PROBLEMS AND TASKS ->
- A) Copy word for word the part of the passage on military ballots below, starting at "2007-08-24 03:47:40 ·" and ending at "through the envelope.".
- B) List every word or phrase that the passage on military ballots below puts inside quotation marks.
- C) For each statement, say whether it agrees with the passage on military ballots below, and back up each answer with a quote from the passage: (i) Each absentee ballot should have a secrecy sleeve. (ii) In Florida, military ballots could be received up to 10 days after the 2000 election. (iii) The military ballots in Florida were thrown out.
***** TEXT EXTRACT *****
2007-08-24 03:47:40 · 5 answers · asked by momatad 4 in Politics & Government Elections

5 answers

The "military" can't look at anyone's ballot, either before or after they vote it. To do so would constitute mail fraud and there would be severe consequences. No APO/FPO Postmaster would be willing to risk his or her career over that! Additionally, each absentee ballot should have a secrecy sleeve that, if used, makes it impossible to see how someone voted through the envelope.

I can assure you the military ballots here in Florida (allowed to be received up to 10 days after the 2000 election) were not "discarded." They may have been declared ineligible for any of a variety of reasons, but they were never "thrown out."
***** DATA EXCERPTS *****
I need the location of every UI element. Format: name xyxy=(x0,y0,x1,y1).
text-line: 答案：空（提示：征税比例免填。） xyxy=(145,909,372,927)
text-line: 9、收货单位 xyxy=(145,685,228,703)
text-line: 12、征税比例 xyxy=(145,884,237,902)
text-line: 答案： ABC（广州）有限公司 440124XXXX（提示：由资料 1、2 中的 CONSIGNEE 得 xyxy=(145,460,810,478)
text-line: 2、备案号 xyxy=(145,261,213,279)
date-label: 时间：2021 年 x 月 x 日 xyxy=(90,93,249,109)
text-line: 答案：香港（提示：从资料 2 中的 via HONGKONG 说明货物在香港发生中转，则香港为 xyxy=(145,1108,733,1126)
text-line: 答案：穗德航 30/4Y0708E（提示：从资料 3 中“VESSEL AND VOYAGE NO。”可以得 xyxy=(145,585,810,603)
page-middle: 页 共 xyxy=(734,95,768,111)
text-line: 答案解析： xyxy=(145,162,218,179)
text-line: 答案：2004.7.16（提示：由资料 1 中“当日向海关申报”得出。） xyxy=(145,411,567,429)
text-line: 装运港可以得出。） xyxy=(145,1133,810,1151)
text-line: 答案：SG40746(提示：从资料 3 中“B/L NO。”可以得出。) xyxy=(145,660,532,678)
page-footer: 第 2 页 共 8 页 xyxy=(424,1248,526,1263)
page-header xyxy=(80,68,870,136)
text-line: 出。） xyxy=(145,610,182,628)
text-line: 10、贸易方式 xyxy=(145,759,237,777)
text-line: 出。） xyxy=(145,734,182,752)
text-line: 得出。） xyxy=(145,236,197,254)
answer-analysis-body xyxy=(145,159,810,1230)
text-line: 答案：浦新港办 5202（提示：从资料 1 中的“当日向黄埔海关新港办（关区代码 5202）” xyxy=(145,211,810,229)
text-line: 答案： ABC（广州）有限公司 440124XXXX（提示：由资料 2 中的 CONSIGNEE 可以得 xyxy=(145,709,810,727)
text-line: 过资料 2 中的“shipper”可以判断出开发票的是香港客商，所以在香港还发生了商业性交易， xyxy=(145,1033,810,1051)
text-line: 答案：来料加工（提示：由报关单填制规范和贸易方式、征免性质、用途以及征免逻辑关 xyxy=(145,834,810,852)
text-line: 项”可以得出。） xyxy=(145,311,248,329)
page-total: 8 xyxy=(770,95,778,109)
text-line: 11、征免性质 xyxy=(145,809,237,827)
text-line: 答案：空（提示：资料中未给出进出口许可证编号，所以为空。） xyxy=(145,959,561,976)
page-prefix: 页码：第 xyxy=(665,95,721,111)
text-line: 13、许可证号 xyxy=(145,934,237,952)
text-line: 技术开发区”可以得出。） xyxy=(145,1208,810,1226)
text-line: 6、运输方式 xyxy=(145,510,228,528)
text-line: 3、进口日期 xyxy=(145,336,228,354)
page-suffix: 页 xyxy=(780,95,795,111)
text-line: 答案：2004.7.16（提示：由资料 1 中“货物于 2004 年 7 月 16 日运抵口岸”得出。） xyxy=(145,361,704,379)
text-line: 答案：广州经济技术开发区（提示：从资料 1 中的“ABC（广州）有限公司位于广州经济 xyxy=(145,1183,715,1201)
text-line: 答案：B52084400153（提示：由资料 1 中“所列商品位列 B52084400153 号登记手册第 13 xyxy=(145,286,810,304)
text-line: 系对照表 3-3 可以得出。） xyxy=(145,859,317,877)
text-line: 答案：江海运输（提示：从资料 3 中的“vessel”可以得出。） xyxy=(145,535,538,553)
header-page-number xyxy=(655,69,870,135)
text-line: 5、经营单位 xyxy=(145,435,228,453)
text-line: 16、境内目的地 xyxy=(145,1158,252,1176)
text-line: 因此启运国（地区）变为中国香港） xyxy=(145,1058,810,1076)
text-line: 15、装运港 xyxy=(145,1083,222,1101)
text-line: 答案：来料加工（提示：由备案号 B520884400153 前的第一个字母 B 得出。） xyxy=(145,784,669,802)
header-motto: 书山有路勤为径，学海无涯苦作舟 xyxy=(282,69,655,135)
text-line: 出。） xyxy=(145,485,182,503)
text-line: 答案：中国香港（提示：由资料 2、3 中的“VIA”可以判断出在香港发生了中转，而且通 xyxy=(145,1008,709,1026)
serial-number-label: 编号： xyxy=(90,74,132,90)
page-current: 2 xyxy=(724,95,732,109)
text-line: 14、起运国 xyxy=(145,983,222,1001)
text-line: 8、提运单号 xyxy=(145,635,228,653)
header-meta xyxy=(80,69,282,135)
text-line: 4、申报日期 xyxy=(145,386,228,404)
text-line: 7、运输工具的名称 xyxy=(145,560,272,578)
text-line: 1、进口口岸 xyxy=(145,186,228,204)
*****
RESPONSES TO THE TASKS ->
- A)
2007-08-24 03:47:40 · 5 answers · asked by momatad 4 in Politics & Government Elections

5 answers

The "military" can't look at anyone's ballot, either before or after they vote it. To do so would constitute mail fraud and there would be severe consequences. No APO/FPO Postmaster would be willing to risk his or her career over that! Additionally, each absentee ballot should have a secrecy sleeve that, if used, makes it impossible to see how someone voted through the envelope.

- B)
- "military"
- "discarded"
- "thrown out"

- C)
(i) Yes: "each absentee ballot should have a secrecy sleeve"
(ii) Yes: "allowed to be received up to 10 days after the 2000 election"
(iii) No: "they were never "thrown out.""